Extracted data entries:
*** Block opens ***

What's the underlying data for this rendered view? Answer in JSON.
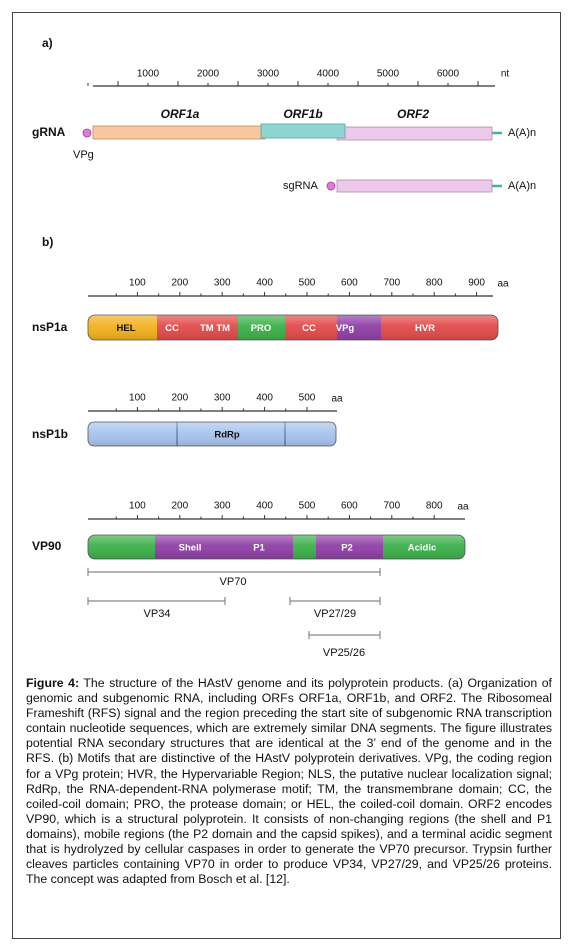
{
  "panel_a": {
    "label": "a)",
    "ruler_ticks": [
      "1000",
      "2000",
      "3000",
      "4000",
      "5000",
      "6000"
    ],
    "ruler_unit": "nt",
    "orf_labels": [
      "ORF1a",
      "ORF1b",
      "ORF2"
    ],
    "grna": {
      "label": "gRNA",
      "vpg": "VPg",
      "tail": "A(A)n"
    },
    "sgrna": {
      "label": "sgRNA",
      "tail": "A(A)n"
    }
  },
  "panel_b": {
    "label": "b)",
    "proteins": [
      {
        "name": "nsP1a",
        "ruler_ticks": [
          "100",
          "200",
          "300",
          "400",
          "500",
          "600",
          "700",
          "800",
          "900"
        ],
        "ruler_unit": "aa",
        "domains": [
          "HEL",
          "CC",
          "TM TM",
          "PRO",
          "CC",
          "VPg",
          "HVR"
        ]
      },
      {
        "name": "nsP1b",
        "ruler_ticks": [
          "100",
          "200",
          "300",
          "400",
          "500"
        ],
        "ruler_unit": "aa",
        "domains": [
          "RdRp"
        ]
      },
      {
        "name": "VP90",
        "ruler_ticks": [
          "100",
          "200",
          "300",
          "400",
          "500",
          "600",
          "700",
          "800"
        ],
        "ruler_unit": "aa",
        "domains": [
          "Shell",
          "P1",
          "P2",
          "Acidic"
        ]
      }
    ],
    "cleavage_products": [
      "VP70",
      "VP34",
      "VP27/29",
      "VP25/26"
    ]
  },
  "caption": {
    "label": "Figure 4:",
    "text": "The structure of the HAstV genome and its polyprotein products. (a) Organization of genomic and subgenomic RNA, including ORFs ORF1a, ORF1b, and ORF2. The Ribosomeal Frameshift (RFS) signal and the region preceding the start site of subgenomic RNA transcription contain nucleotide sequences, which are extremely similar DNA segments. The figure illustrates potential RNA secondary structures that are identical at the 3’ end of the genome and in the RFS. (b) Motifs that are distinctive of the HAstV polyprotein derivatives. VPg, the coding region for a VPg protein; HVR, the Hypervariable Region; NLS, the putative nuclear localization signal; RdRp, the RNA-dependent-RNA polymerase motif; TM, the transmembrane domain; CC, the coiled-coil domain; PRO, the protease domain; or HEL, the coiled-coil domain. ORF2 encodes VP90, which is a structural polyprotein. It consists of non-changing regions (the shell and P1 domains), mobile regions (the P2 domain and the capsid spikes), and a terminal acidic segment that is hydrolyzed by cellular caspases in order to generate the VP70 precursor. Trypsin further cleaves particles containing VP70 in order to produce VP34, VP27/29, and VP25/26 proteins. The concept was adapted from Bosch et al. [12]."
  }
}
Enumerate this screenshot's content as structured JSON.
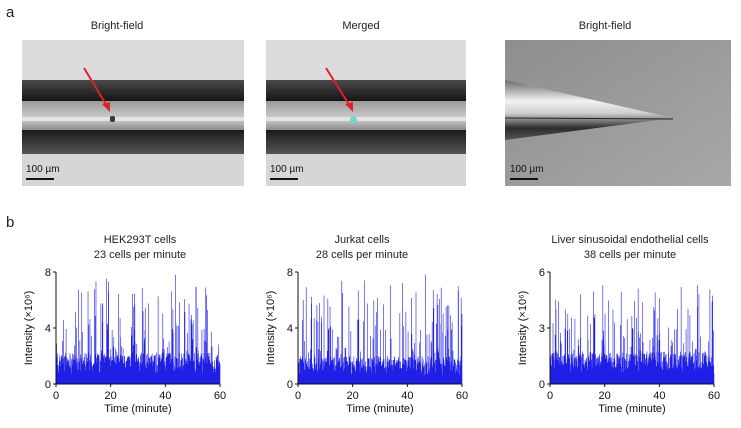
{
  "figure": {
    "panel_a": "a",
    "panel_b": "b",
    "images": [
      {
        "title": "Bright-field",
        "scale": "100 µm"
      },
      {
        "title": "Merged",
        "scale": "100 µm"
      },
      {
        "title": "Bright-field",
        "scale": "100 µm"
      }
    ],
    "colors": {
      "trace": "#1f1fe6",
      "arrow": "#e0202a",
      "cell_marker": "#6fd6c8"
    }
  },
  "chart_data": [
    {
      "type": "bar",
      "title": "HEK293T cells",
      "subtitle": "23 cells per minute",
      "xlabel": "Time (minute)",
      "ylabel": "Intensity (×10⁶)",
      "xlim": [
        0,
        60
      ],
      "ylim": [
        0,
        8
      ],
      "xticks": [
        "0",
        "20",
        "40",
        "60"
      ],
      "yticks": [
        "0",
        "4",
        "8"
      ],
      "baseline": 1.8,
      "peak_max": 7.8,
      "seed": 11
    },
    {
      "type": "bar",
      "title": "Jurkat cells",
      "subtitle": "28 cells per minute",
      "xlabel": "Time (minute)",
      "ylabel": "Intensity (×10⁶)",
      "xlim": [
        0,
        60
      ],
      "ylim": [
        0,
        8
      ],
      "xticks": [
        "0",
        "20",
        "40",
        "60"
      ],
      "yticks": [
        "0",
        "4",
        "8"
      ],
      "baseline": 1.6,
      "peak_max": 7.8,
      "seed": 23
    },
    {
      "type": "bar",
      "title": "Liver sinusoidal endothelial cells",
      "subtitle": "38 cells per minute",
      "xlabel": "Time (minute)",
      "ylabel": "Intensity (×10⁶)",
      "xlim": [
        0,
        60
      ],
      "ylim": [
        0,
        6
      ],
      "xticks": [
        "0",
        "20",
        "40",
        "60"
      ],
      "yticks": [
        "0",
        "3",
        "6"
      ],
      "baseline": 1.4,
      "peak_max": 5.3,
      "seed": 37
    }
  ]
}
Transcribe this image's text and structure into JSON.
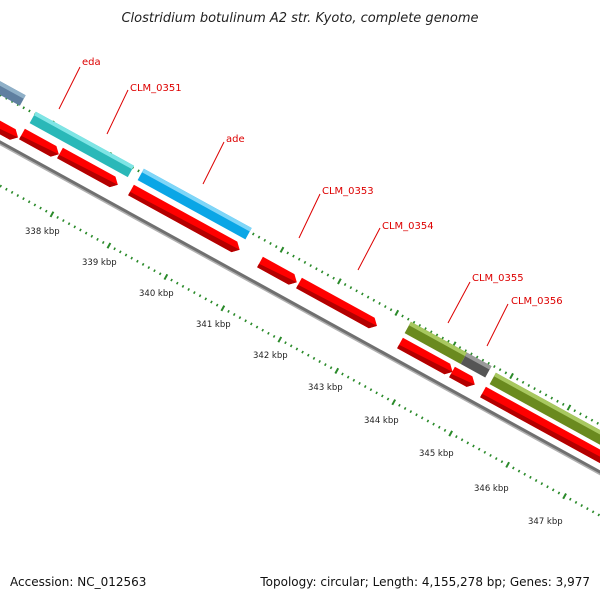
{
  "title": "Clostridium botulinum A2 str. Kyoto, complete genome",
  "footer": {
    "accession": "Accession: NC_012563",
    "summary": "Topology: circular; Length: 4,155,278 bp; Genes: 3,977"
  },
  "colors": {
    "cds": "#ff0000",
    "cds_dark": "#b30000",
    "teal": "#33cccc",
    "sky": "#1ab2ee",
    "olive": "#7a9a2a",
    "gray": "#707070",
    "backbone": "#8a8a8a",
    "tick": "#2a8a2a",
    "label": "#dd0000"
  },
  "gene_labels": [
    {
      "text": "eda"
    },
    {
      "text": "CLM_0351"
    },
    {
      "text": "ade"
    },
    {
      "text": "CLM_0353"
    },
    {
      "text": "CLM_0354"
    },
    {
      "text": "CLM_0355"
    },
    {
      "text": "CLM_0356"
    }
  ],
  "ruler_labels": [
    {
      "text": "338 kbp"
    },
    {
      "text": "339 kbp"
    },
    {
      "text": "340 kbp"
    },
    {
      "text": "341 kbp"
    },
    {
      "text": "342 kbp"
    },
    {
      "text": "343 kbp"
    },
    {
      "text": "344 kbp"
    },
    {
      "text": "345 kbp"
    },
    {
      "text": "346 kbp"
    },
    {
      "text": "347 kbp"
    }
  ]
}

*** Block closes ***

**ACTIVITY**
Output all of the data word for word, excluding any pictures.

**SOLUTION**
What's the underlying data for this rendered view? Answer in JSON.
{
  "panel_a": {
    "label": "a)",
    "ruler_ticks": [
      "1000",
      "2000",
      "3000",
      "4000",
      "5000",
      "6000"
    ],
    "ruler_unit": "nt",
    "orf_labels": [
      "ORF1a",
      "ORF1b",
      "ORF2"
    ],
    "grna": {
      "label": "gRNA",
      "vpg": "VPg",
      "tail": "A(A)n"
    },
    "sgrna": {
      "label": "sgRNA",
      "tail": "A(A)n"
    }
  },
  "panel_b": {
    "label": "b)",
    "proteins": [
      {
        "name": "nsP1a",
        "ruler_ticks": [
          "100",
          "200",
          "300",
          "400",
          "500",
          "600",
          "700",
          "800",
          "900"
        ],
        "ruler_unit": "aa",
        "domains": [
          "HEL",
          "CC",
          "TM TM",
          "PRO",
          "CC",
          "VPg",
          "HVR"
        ]
      },
      {
        "name": "nsP1b",
        "ruler_ticks": [
          "100",
          "200",
          "300",
          "400",
          "500"
        ],
        "ruler_unit": "aa",
        "domains": [
          "RdRp"
        ]
      },
      {
        "name": "VP90",
        "ruler_ticks": [
          "100",
          "200",
          "300",
          "400",
          "500",
          "600",
          "700",
          "800"
        ],
        "ruler_unit": "aa",
        "domains": [
          "Shell",
          "P1",
          "P2",
          "Acidic"
        ]
      }
    ],
    "cleavage_products": [
      "VP70",
      "VP34",
      "VP27/29",
      "VP25/26"
    ]
  },
  "caption": {
    "label": "Figure 4:",
    "text": "The structure of the HAstV genome and its polyprotein products. (a) Organization of genomic and subgenomic RNA, including ORFs ORF1a, ORF1b, and ORF2. The Ribosomeal Frameshift (RFS) signal and the region preceding the start site of subgenomic RNA transcription contain nucleotide sequences, which are extremely similar DNA segments. The figure illustrates potential RNA secondary structures that are identical at the 3’ end of the genome and in the RFS. (b) Motifs that are distinctive of the HAstV polyprotein derivatives. VPg, the coding region for a VPg protein; HVR, the Hypervariable Region; NLS, the putative nuclear localization signal; RdRp, the RNA-dependent-RNA polymerase motif; TM, the transmembrane domain; CC, the coiled-coil domain; PRO, the protease domain; or HEL, the coiled-coil domain. ORF2 encodes VP90, which is a structural polyprotein. It consists of non-changing regions (the shell and P1 domains), mobile regions (the P2 domain and the capsid spikes), and a terminal acidic segment that is hydrolyzed by cellular caspases in order to generate the VP70 precursor. Trypsin further cleaves particles containing VP70 in order to produce VP34, VP27/29, and VP25/26 proteins. The concept was adapted from Bosch et al. [12]."
  }
}
Enumerate this screenshot's content as structured JSON.
{
  "figure": {
    "panel_a": "a",
    "panel_b": "b",
    "images": [
      {
        "title": "Bright-field",
        "scale": "100 µm"
      },
      {
        "title": "Merged",
        "scale": "100 µm"
      },
      {
        "title": "Bright-field",
        "scale": "100 µm"
      }
    ],
    "colors": {
      "trace": "#1f1fe6",
      "arrow": "#e0202a",
      "cell_marker": "#6fd6c8"
    }
  },
  "chart_data": [
    {
      "type": "bar",
      "title": "HEK293T cells",
      "subtitle": "23 cells per minute",
      "xlabel": "Time (minute)",
      "ylabel": "Intensity (×10⁶)",
      "xlim": [
        0,
        60
      ],
      "ylim": [
        0,
        8
      ],
      "xticks": [
        "0",
        "20",
        "40",
        "60"
      ],
      "yticks": [
        "0",
        "4",
        "8"
      ],
      "baseline": 1.8,
      "peak_max": 7.8,
      "seed": 11
    },
    {
      "type": "bar",
      "title": "Jurkat cells",
      "subtitle": "28 cells per minute",
      "xlabel": "Time (minute)",
      "ylabel": "Intensity (×10⁶)",
      "xlim": [
        0,
        60
      ],
      "ylim": [
        0,
        8
      ],
      "xticks": [
        "0",
        "20",
        "40",
        "60"
      ],
      "yticks": [
        "0",
        "4",
        "8"
      ],
      "baseline": 1.6,
      "peak_max": 7.8,
      "seed": 23
    },
    {
      "type": "bar",
      "title": "Liver sinusoidal endothelial cells",
      "subtitle": "38 cells per minute",
      "xlabel": "Time (minute)",
      "ylabel": "Intensity (×10⁶)",
      "xlim": [
        0,
        60
      ],
      "ylim": [
        0,
        6
      ],
      "xticks": [
        "0",
        "20",
        "40",
        "60"
      ],
      "yticks": [
        "0",
        "3",
        "6"
      ],
      "baseline": 1.4,
      "peak_max": 5.3,
      "seed": 37
    }
  ]
}
Transcribe this image's text and structure into JSON.
{
  "title": "Clostridium botulinum A2 str. Kyoto, complete genome",
  "footer": {
    "accession": "Accession: NC_012563",
    "summary": "Topology: circular; Length: 4,155,278 bp; Genes: 3,977"
  },
  "colors": {
    "cds": "#ff0000",
    "cds_dark": "#b30000",
    "teal": "#33cccc",
    "sky": "#1ab2ee",
    "olive": "#7a9a2a",
    "gray": "#707070",
    "backbone": "#8a8a8a",
    "tick": "#2a8a2a",
    "label": "#dd0000"
  },
  "gene_labels": [
    {
      "text": "eda"
    },
    {
      "text": "CLM_0351"
    },
    {
      "text": "ade"
    },
    {
      "text": "CLM_0353"
    },
    {
      "text": "CLM_0354"
    },
    {
      "text": "CLM_0355"
    },
    {
      "text": "CLM_0356"
    }
  ],
  "ruler_labels": [
    {
      "text": "338 kbp"
    },
    {
      "text": "339 kbp"
    },
    {
      "text": "340 kbp"
    },
    {
      "text": "341 kbp"
    },
    {
      "text": "342 kbp"
    },
    {
      "text": "343 kbp"
    },
    {
      "text": "344 kbp"
    },
    {
      "text": "345 kbp"
    },
    {
      "text": "346 kbp"
    },
    {
      "text": "347 kbp"
    }
  ]
}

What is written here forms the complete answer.